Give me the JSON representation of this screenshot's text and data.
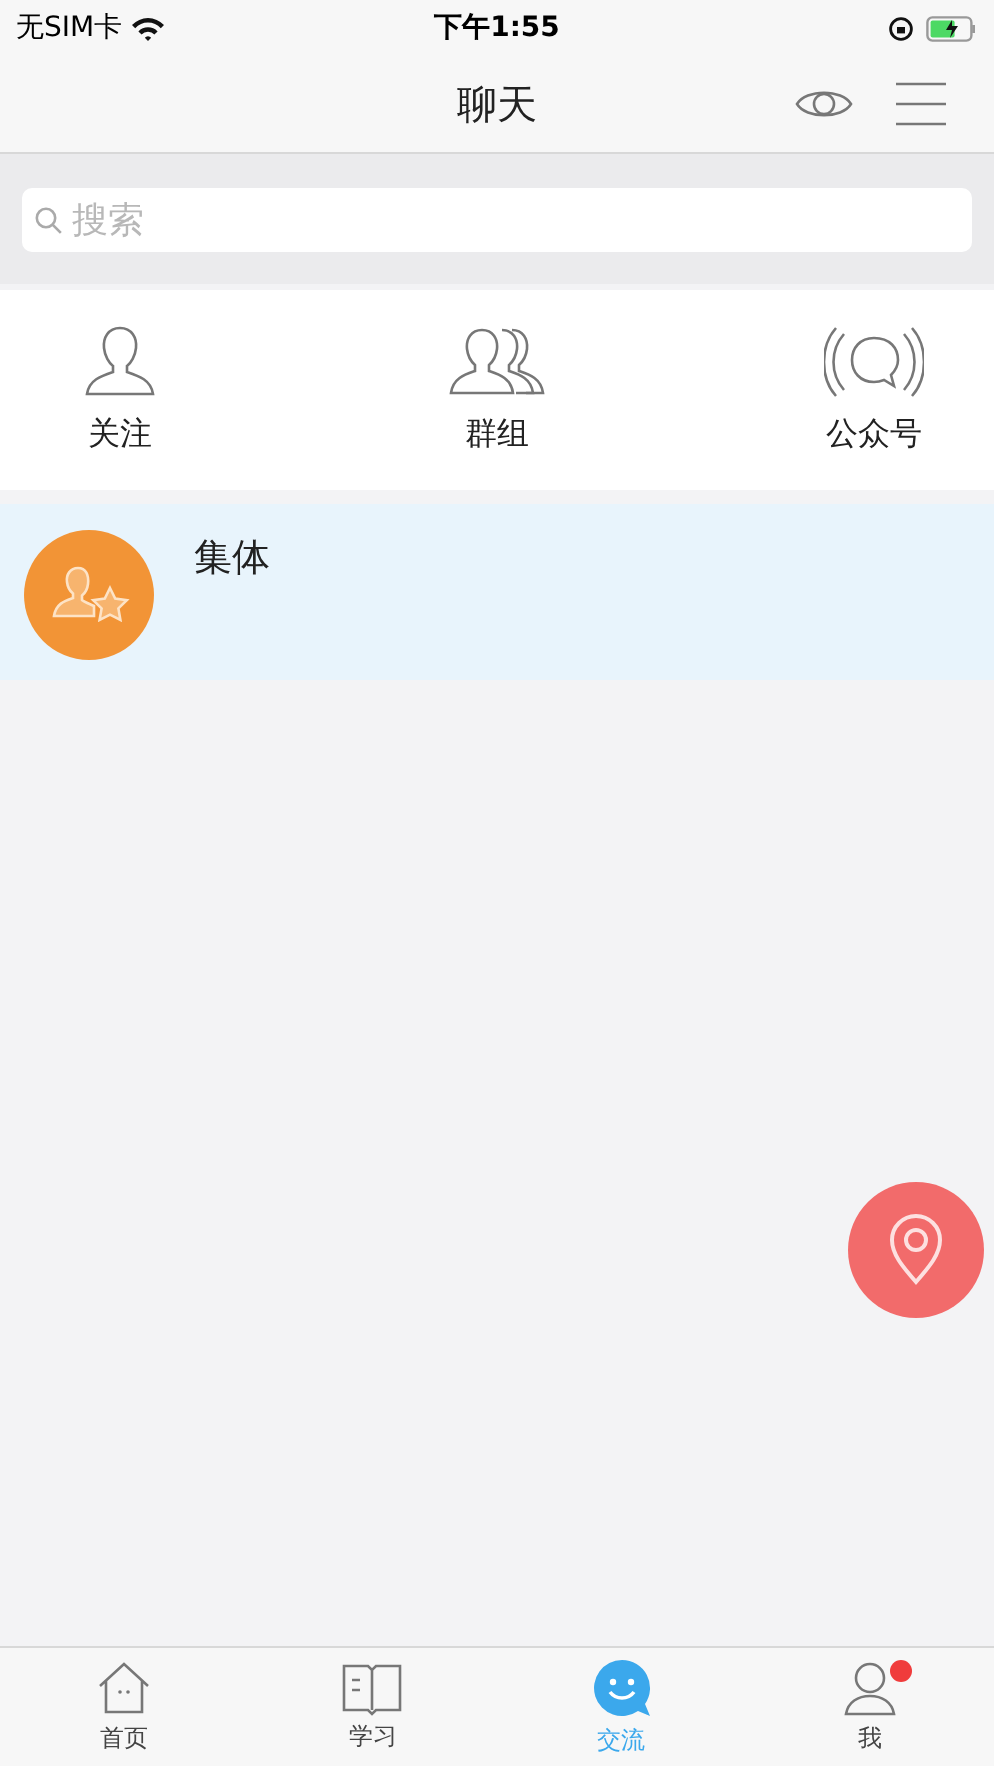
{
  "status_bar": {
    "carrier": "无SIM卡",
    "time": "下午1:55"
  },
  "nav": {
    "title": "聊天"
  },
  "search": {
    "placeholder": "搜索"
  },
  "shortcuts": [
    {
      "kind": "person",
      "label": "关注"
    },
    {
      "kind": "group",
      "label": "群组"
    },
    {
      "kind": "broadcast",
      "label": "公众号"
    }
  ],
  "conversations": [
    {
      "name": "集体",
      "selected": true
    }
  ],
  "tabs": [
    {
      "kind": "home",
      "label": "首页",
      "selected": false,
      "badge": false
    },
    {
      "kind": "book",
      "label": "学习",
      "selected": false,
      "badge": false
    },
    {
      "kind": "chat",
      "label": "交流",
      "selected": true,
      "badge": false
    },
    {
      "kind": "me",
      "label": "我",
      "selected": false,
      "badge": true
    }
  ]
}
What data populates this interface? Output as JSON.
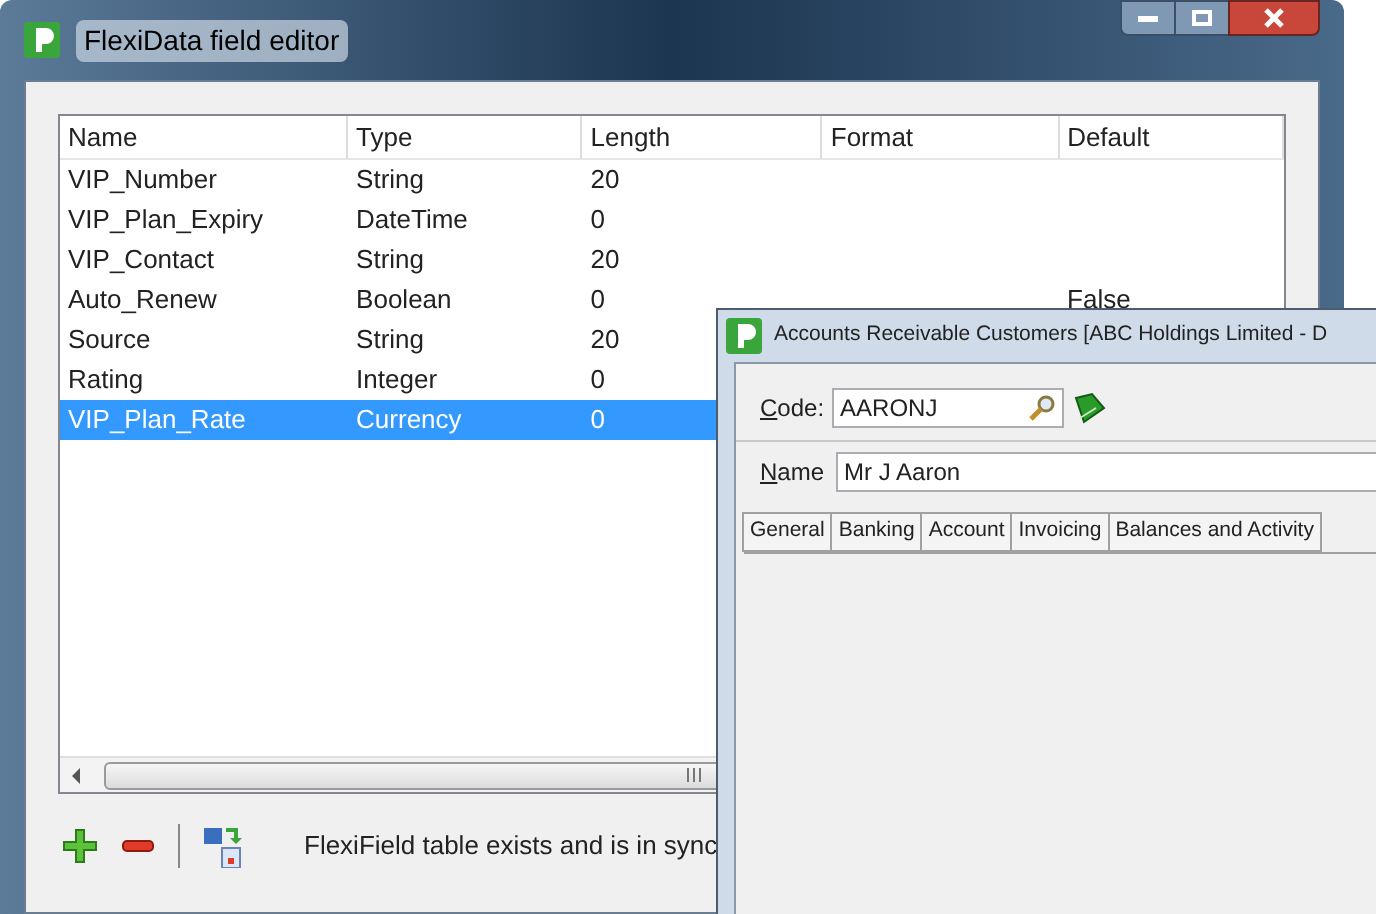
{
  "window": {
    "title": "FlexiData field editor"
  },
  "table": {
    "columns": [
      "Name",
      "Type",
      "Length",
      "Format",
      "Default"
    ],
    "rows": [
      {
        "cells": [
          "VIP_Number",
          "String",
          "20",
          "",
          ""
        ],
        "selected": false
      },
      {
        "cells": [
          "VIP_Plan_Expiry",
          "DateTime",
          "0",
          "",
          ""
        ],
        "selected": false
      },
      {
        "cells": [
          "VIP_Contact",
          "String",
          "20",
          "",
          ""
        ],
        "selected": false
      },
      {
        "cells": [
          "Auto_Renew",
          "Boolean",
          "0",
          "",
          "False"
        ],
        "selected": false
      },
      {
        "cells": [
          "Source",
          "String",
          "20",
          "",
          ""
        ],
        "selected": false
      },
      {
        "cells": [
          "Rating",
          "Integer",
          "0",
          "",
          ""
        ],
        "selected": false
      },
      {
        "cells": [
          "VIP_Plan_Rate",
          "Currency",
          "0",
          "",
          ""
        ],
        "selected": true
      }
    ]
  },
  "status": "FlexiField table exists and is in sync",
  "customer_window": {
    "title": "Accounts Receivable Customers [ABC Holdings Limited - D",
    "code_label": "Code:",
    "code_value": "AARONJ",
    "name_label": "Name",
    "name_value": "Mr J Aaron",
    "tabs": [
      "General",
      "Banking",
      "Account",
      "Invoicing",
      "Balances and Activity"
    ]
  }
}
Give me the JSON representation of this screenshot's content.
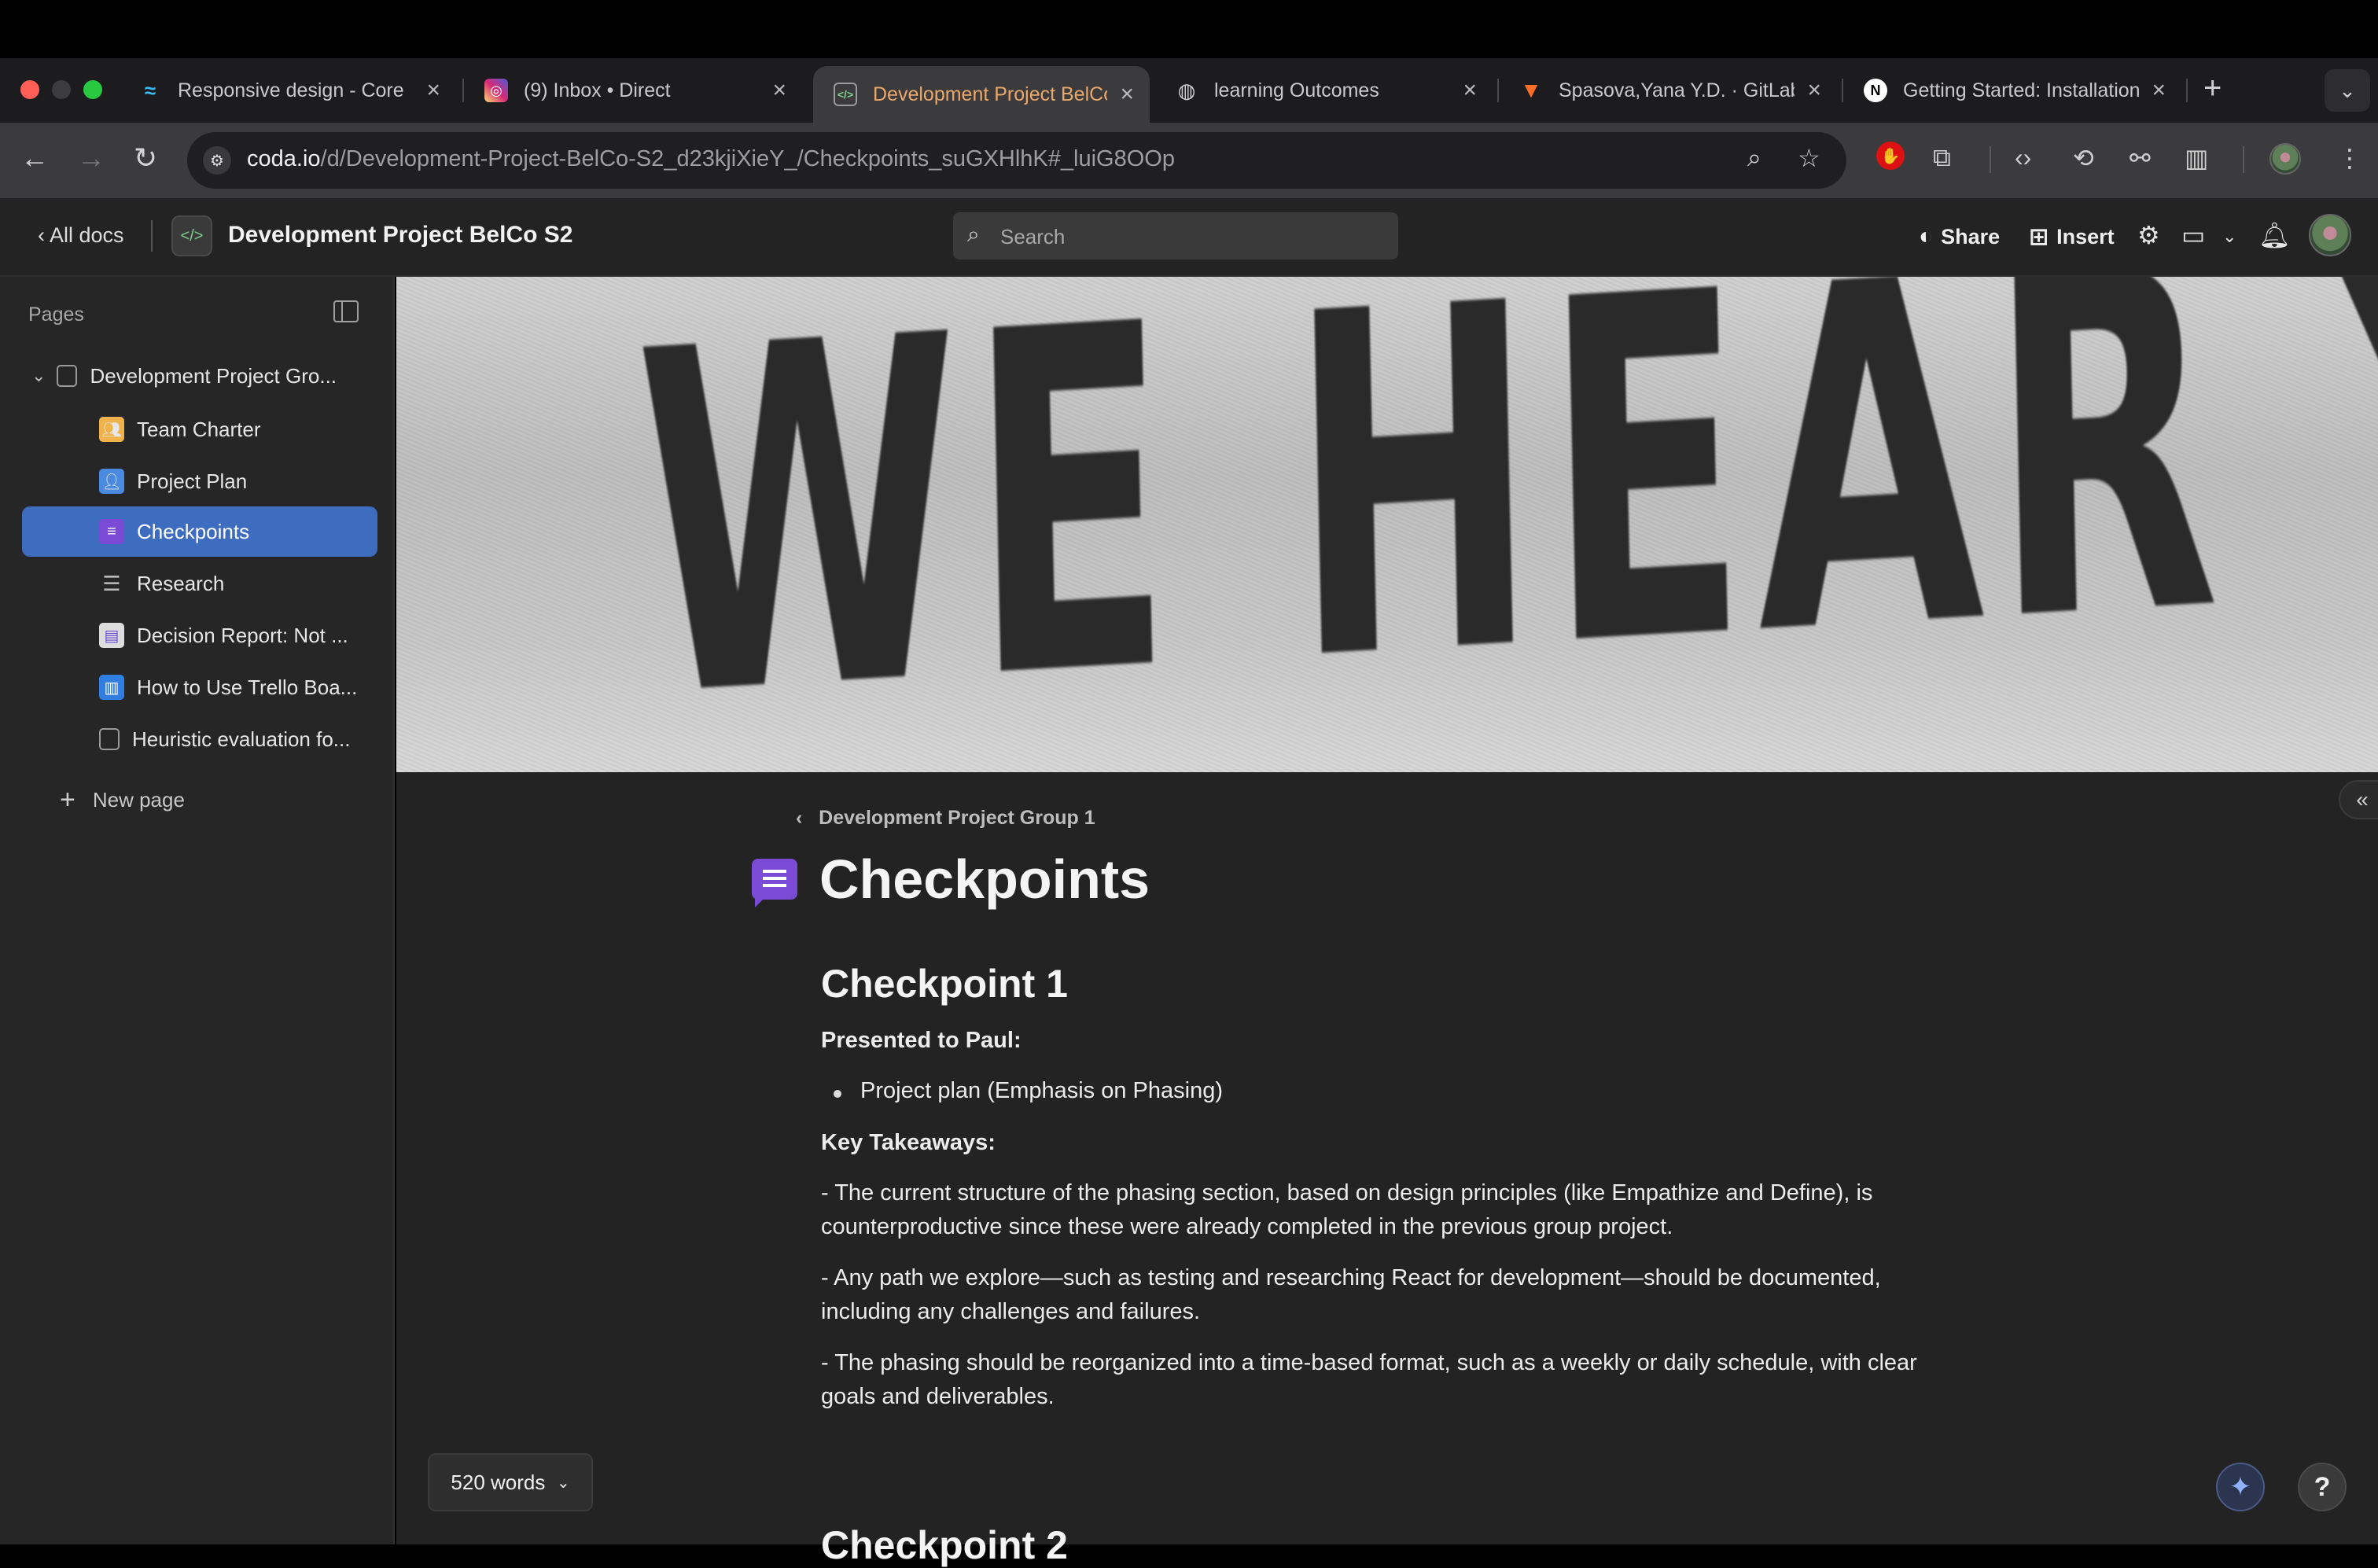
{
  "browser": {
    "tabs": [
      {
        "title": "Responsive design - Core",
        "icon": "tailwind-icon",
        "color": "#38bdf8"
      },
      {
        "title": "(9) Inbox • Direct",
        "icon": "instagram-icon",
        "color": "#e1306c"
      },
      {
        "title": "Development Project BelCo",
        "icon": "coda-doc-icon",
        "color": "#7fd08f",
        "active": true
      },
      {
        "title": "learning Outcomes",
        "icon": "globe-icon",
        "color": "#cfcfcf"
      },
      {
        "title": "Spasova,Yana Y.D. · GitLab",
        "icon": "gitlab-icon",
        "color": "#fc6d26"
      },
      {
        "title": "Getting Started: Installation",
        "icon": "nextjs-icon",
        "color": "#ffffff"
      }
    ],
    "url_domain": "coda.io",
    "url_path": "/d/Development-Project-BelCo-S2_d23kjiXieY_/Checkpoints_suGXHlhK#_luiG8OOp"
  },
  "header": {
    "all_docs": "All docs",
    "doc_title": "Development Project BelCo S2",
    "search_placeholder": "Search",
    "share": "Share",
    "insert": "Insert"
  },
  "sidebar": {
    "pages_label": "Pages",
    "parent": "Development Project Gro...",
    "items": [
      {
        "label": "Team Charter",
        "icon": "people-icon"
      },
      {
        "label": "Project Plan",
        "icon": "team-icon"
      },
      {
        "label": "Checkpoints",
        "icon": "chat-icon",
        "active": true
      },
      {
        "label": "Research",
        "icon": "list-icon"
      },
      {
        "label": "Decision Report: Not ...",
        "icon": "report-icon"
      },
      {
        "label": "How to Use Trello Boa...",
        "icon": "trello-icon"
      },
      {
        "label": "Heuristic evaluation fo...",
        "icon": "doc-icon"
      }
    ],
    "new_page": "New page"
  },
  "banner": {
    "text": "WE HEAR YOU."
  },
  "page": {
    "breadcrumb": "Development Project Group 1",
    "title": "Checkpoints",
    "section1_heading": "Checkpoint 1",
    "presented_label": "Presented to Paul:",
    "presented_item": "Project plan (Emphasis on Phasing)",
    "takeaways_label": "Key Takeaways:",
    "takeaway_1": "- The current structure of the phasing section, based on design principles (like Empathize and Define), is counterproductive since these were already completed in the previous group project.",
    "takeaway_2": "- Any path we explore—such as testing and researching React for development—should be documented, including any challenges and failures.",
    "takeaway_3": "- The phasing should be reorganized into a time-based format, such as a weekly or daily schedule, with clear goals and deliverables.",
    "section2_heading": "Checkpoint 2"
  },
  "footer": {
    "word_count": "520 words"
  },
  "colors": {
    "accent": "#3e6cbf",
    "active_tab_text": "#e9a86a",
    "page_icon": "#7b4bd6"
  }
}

····················

WHAT THE TASK ASKS:
Lines that include the word "coda" are to be extracted from the data above.

ANSWER TO THIS EXERCISE:
        "icon": "coda-doc-icon",
    "url_domain": "coda.io",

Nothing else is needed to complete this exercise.